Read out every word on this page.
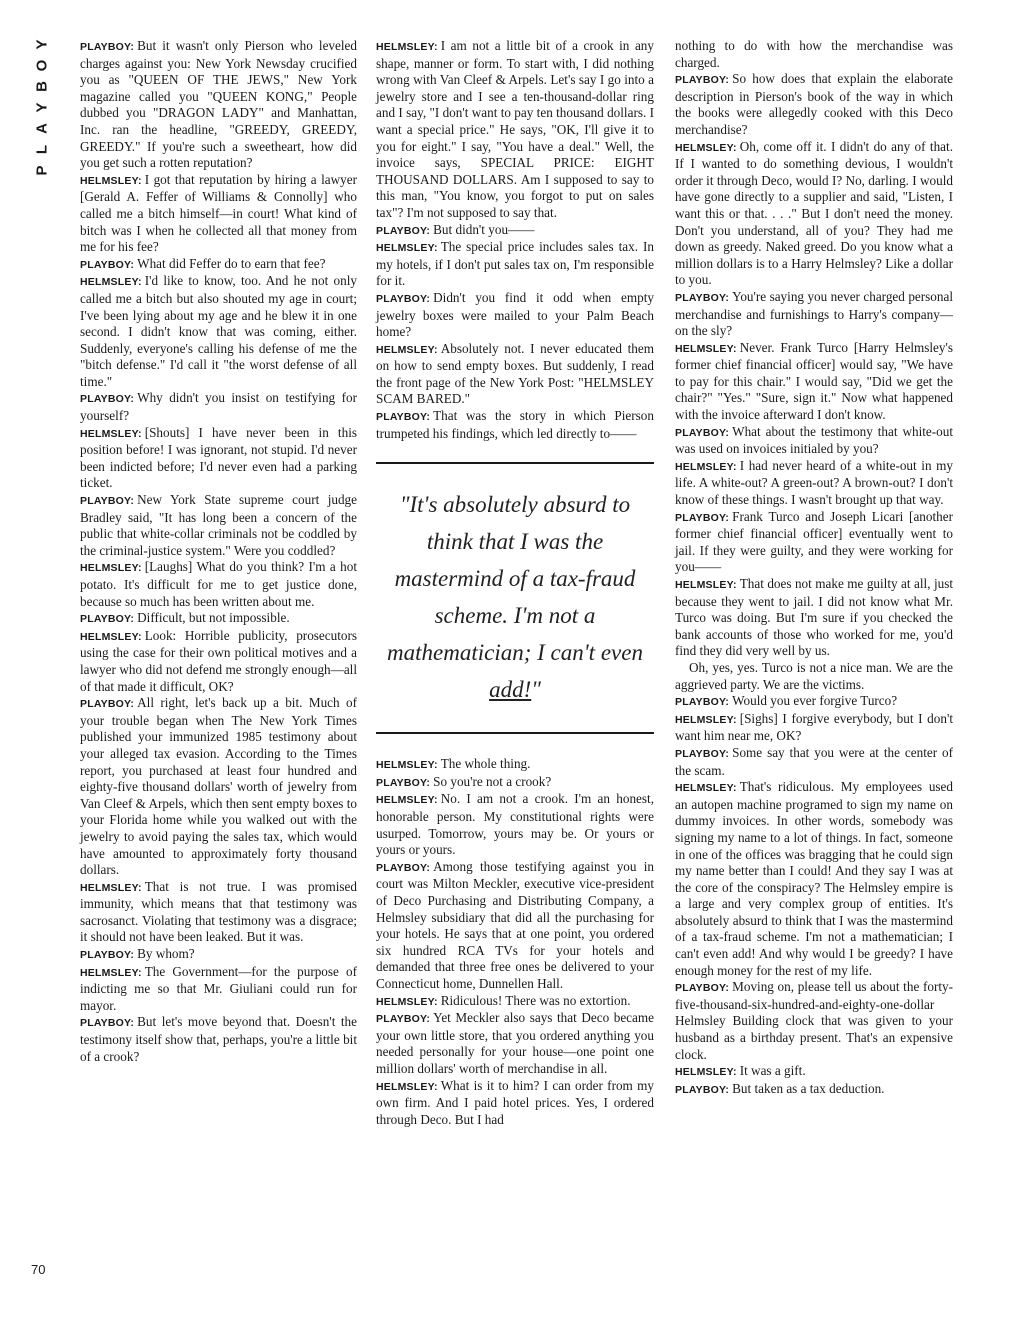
Y
O
B
Y
A
L
P
70

PLAYBOY: But it wasn't only Pierson who leveled charges against you: New York Newsday crucified you as "QUEEN OF THE JEWS," New York magazine called you "QUEEN KONG," People dubbed you "DRAGON LADY" and Manhattan, Inc. ran the headline, "GREEDY, GREEDY, GREEDY." If you're such a sweetheart, how did you get such a rotten reputation?

HELMSLEY: I got that reputation by hiring a lawyer [Gerald A. Feffer of Williams & Connolly] who called me a bitch himself—in court! What kind of bitch was I when he collected all that money from me for his fee?

PLAYBOY: What did Feffer do to earn that fee?

HELMSLEY: I'd like to know, too. And he not only called me a bitch but also shouted my age in court; I've been lying about my age and he blew it in one second. I didn't know that was coming, either. Suddenly, everyone's calling his defense of me the "bitch defense." I'd call it "the worst defense of all time."

PLAYBOY: Why didn't you insist on testifying for yourself?

HELMSLEY: [Shouts] I have never been in this position before! I was ignorant, not stupid. I'd never been indicted before; I'd never even had a parking ticket.

PLAYBOY: New York State supreme court judge Bradley said, "It has long been a concern of the public that white-collar criminals not be coddled by the criminal-justice system." Were you coddled?

HELMSLEY: [Laughs] What do you think? I'm a hot potato. It's difficult for me to get justice done, because so much has been written about me.

PLAYBOY: Difficult, but not impossible.

HELMSLEY: Look: Horrible publicity, prosecutors using the case for their own political motives and a lawyer who did not defend me strongly enough—all of that made it difficult, OK?

PLAYBOY: All right, let's back up a bit. Much of your trouble began when The New York Times published your immunized 1985 testimony about your alleged tax evasion. According to the Times report, you purchased at least four hundred and eighty-five thousand dollars' worth of jewelry from Van Cleef & Arpels, which then sent empty boxes to your Florida home while you walked out with the jewelry to avoid paying the sales tax, which would have amounted to approximately forty thousand dollars.

HELMSLEY: That is not true. I was promised immunity, which means that that testimony was sacrosanct. Violating that testimony was a disgrace; it should not have been leaked. But it was.

PLAYBOY: By whom?

HELMSLEY: The Government—for the purpose of indicting me so that Mr. Giuliani could run for mayor.

PLAYBOY: But let's move beyond that. Doesn't the testimony itself show that, perhaps, you're a little bit of a crook?

HELMSLEY: I am not a little bit of a crook in any shape, manner or form. To start with, I did nothing wrong with Van Cleef & Arpels. Let's say I go into a jewelry store and I see a ten-thousand-dollar ring and I say, "I don't want to pay ten thousand dollars. I want a special price." He says, "OK, I'll give it to you for eight." I say, "You have a deal." Well, the invoice says, SPECIAL PRICE: EIGHT THOUSAND DOLLARS. Am I supposed to say to this man, "You know, you forgot to put on sales tax"? I'm not supposed to say that.

PLAYBOY: But didn't you——

HELMSLEY: The special price includes sales tax. In my hotels, if I don't put sales tax on, I'm responsible for it.

PLAYBOY: Didn't you find it odd when empty jewelry boxes were mailed to your Palm Beach home?

HELMSLEY: Absolutely not. I never educated them on how to send empty boxes. But suddenly, I read the front page of the New York Post: "HELMSLEY SCAM BARED."

PLAYBOY: That was the story in which Pierson trumpeted his findings, which led directly to——

"It's absolutely absurd to think that I was the mastermind of a tax-fraud scheme. I'm not a mathematician; I can't even add!"

HELMSLEY: The whole thing.

PLAYBOY: So you're not a crook?

HELMSLEY: No. I am not a crook. I'm an honest, honorable person. My constitutional rights were usurped. Tomorrow, yours may be. Or yours or yours or yours.

PLAYBOY: Among those testifying against you in court was Milton Meckler, executive vice-president of Deco Purchasing and Distributing Company, a Helmsley subsidiary that did all the purchasing for your hotels. He says that at one point, you ordered six hundred RCA TVs for your hotels and demanded that three free ones be delivered to your Connecticut home, Dunnellen Hall.

HELMSLEY: Ridiculous! There was no extortion.

PLAYBOY: Yet Meckler also says that Deco became your own little store, that you ordered anything you needed personally for your house—one point one million dollars' worth of merchandise in all.

HELMSLEY: What is it to him? I can order from my own firm. And I paid hotel prices. Yes, I ordered through Deco. But I had

nothing to do with how the merchandise was charged.

PLAYBOY: So how does that explain the elaborate description in Pierson's book of the way in which the books were allegedly cooked with this Deco merchandise?

HELMSLEY: Oh, come off it. I didn't do any of that. If I wanted to do something devious, I wouldn't order it through Deco, would I? No, darling. I would have gone directly to a supplier and said, "Listen, I want this or that. . . ." But I don't need the money. Don't you understand, all of you? They had me down as greedy. Naked greed. Do you know what a million dollars is to a Harry Helmsley? Like a dollar to you.

PLAYBOY: You're saying you never charged personal merchandise and furnishings to Harry's company—on the sly?

HELMSLEY: Never. Frank Turco [Harry Helmsley's former chief financial officer] would say, "We have to pay for this chair." I would say, "Did we get the chair?" "Yes." "Sure, sign it." Now what happened with the invoice afterward I don't know.

PLAYBOY: What about the testimony that white-out was used on invoices initialed by you?

HELMSLEY: I had never heard of a white-out in my life. A white-out? A green-out? A brown-out? I don't know of these things. I wasn't brought up that way.

PLAYBOY: Frank Turco and Joseph Licari [another former chief financial officer] eventually went to jail. If they were guilty, and they were working for you——

HELMSLEY: That does not make me guilty at all, just because they went to jail. I did not know what Mr. Turco was doing. But I'm sure if you checked the bank accounts of those who worked for me, you'd find they did very well by us.

Oh, yes, yes. Turco is not a nice man. We are the aggrieved party. We are the victims.

PLAYBOY: Would you ever forgive Turco?

HELMSLEY: [Sighs] I forgive everybody, but I don't want him near me, OK?

PLAYBOY: Some say that you were at the center of the scam.

HELMSLEY: That's ridiculous. My employees used an autopen machine programed to sign my name on dummy invoices. In other words, somebody was signing my name to a lot of things. In fact, someone in one of the offices was bragging that he could sign my name better than I could! And they say I was at the core of the conspiracy? The Helmsley empire is a large and very complex group of entities. It's absolutely absurd to think that I was the mastermind of a tax-fraud scheme. I'm not a mathematician; I can't even add! And why would I be greedy? I have enough money for the rest of my life.

PLAYBOY: Moving on, please tell us about the forty-five-thousand-six-hundred-and-eighty-one-dollar Helmsley Building clock that was given to your husband as a birthday present. That's an expensive clock.

HELMSLEY: It was a gift.

PLAYBOY: But taken as a tax deduction.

--------------------------------

◆ Short problem ◆
Pictures are to be left out; the records above must be repeated word for word.

◆ Solution to this task ◆
Read out every word on this page.
Y
O
B
Y
A
L
P
70

PLAYBOY: But it wasn't only Pierson who leveled charges against you: New York Newsday crucified you as "QUEEN OF THE JEWS," New York magazine called you "QUEEN KONG," People dubbed you "DRAGON LADY" and Manhattan, Inc. ran the headline, "GREEDY, GREEDY, GREEDY." If you're such a sweetheart, how did you get such a rotten reputation?

HELMSLEY: I got that reputation by hiring a lawyer [Gerald A. Feffer of Williams & Connolly] who called me a bitch himself—in court! What kind of bitch was I when he collected all that money from me for his fee?

PLAYBOY: What did Feffer do to earn that fee?

HELMSLEY: I'd like to know, too. And he not only called me a bitch but also shouted my age in court; I've been lying about my age and he blew it in one second. I didn't know that was coming, either. Suddenly, everyone's calling his defense of me the "bitch defense." I'd call it "the worst defense of all time."

PLAYBOY: Why didn't you insist on testifying for yourself?

HELMSLEY: [Shouts] I have never been in this position before! I was ignorant, not stupid. I'd never been indicted before; I'd never even had a parking ticket.

PLAYBOY: New York State supreme court judge Bradley said, "It has long been a concern of the public that white-collar criminals not be coddled by the criminal-justice system." Were you coddled?

HELMSLEY: [Laughs] What do you think? I'm a hot potato. It's difficult for me to get justice done, because so much has been written about me.

PLAYBOY: Difficult, but not impossible.

HELMSLEY: Look: Horrible publicity, prosecutors using the case for their own political motives and a lawyer who did not defend me strongly enough—all of that made it difficult, OK?

PLAYBOY: All right, let's back up a bit. Much of your trouble began when The New York Times published your immunized 1985 testimony about your alleged tax evasion. According to the Times report, you purchased at least four hundred and eighty-five thousand dollars' worth of jewelry from Van Cleef & Arpels, which then sent empty boxes to your Florida home while you walked out with the jewelry to avoid paying the sales tax, which would have amounted to approximately forty thousand dollars.

HELMSLEY: That is not true. I was promised immunity, which means that that testimony was sacrosanct. Violating that testimony was a disgrace; it should not have been leaked. But it was.

PLAYBOY: By whom?

HELMSLEY: The Government—for the purpose of indicting me so that Mr. Giuliani could run for mayor.

PLAYBOY: But let's move beyond that. Doesn't the testimony itself show that, perhaps, you're a little bit of a crook?

HELMSLEY: I am not a little bit of a crook in any shape, manner or form. To start with, I did nothing wrong with Van Cleef & Arpels. Let's say I go into a jewelry store and I see a ten-thousand-dollar ring and I say, "I don't want to pay ten thousand dollars. I want a special price." He says, "OK, I'll give it to you for eight." I say, "You have a deal." Well, the invoice says, SPECIAL PRICE: EIGHT THOUSAND DOLLARS. Am I supposed to say to this man, "You know, you forgot to put on sales tax"? I'm not supposed to say that.

PLAYBOY: But didn't you——

HELMSLEY: The special price includes sales tax. In my hotels, if I don't put sales tax on, I'm responsible for it.

PLAYBOY: Didn't you find it odd when empty jewelry boxes were mailed to your Palm Beach home?

HELMSLEY: Absolutely not. I never educated them on how to send empty boxes. But suddenly, I read the front page of the New York Post: "HELMSLEY SCAM BARED."

PLAYBOY: That was the story in which Pierson trumpeted his findings, which led directly to——

"It's absolutely absurd to think that I was the mastermind of a tax-fraud scheme. I'm not a mathematician; I can't even add!"

HELMSLEY: The whole thing.

PLAYBOY: So you're not a crook?

HELMSLEY: No. I am not a crook. I'm an honest, honorable person. My constitutional rights were usurped. Tomorrow, yours may be. Or yours or yours or yours.

PLAYBOY: Among those testifying against you in court was Milton Meckler, executive vice-president of Deco Purchasing and Distributing Company, a Helmsley subsidiary that did all the purchasing for your hotels. He says that at one point, you ordered six hundred RCA TVs for your hotels and demanded that three free ones be delivered to your Connecticut home, Dunnellen Hall.

HELMSLEY: Ridiculous! There was no extortion.

PLAYBOY: Yet Meckler also says that Deco became your own little store, that you ordered anything you needed personally for your house—one point one million dollars' worth of merchandise in all.

HELMSLEY: What is it to him? I can order from my own firm. And I paid hotel prices. Yes, I ordered through Deco. But I had

nothing to do with how the merchandise was charged.

PLAYBOY: So how does that explain the elaborate description in Pierson's book of the way in which the books were allegedly cooked with this Deco merchandise?

HELMSLEY: Oh, come off it. I didn't do any of that. If I wanted to do something devious, I wouldn't order it through Deco, would I? No, darling. I would have gone directly to a supplier and said, "Listen, I want this or that. . . ." But I don't need the money. Don't you understand, all of you? They had me down as greedy. Naked greed. Do you know what a million dollars is to a Harry Helmsley? Like a dollar to you.

PLAYBOY: You're saying you never charged personal merchandise and furnishings to Harry's company—on the sly?

HELMSLEY: Never. Frank Turco [Harry Helmsley's former chief financial officer] would say, "We have to pay for this chair." I would say, "Did we get the chair?" "Yes." "Sure, sign it." Now what happened with the invoice afterward I don't know.

PLAYBOY: What about the testimony that white-out was used on invoices initialed by you?

HELMSLEY: I had never heard of a white-out in my life. A white-out? A green-out? A brown-out? I don't know of these things. I wasn't brought up that way.

PLAYBOY: Frank Turco and Joseph Licari [another former chief financial officer] eventually went to jail. If they were guilty, and they were working for you——

HELMSLEY: That does not make me guilty at all, just because they went to jail. I did not know what Mr. Turco was doing. But I'm sure if you checked the bank accounts of those who worked for me, you'd find they did very well by us.

Oh, yes, yes. Turco is not a nice man. We are the aggrieved party. We are the victims.

PLAYBOY: Would you ever forgive Turco?

HELMSLEY: [Sighs] I forgive everybody, but I don't want him near me, OK?

PLAYBOY: Some say that you were at the center of the scam.

HELMSLEY: That's ridiculous. My employees used an autopen machine programed to sign my name on dummy invoices. In other words, somebody was signing my name to a lot of things. In fact, someone in one of the offices was bragging that he could sign my name better than I could! And they say I was at the core of the conspiracy? The Helmsley empire is a large and very complex group of entities. It's absolutely absurd to think that I was the mastermind of a tax-fraud scheme. I'm not a mathematician; I can't even add! And why would I be greedy? I have enough money for the rest of my life.

PLAYBOY: Moving on, please tell us about the forty-five-thousand-six-hundred-and-eighty-one-dollar Helmsley Building clock that was given to your husband as a birthday present. That's an expensive clock.

HELMSLEY: It was a gift.

PLAYBOY: But taken as a tax deduction.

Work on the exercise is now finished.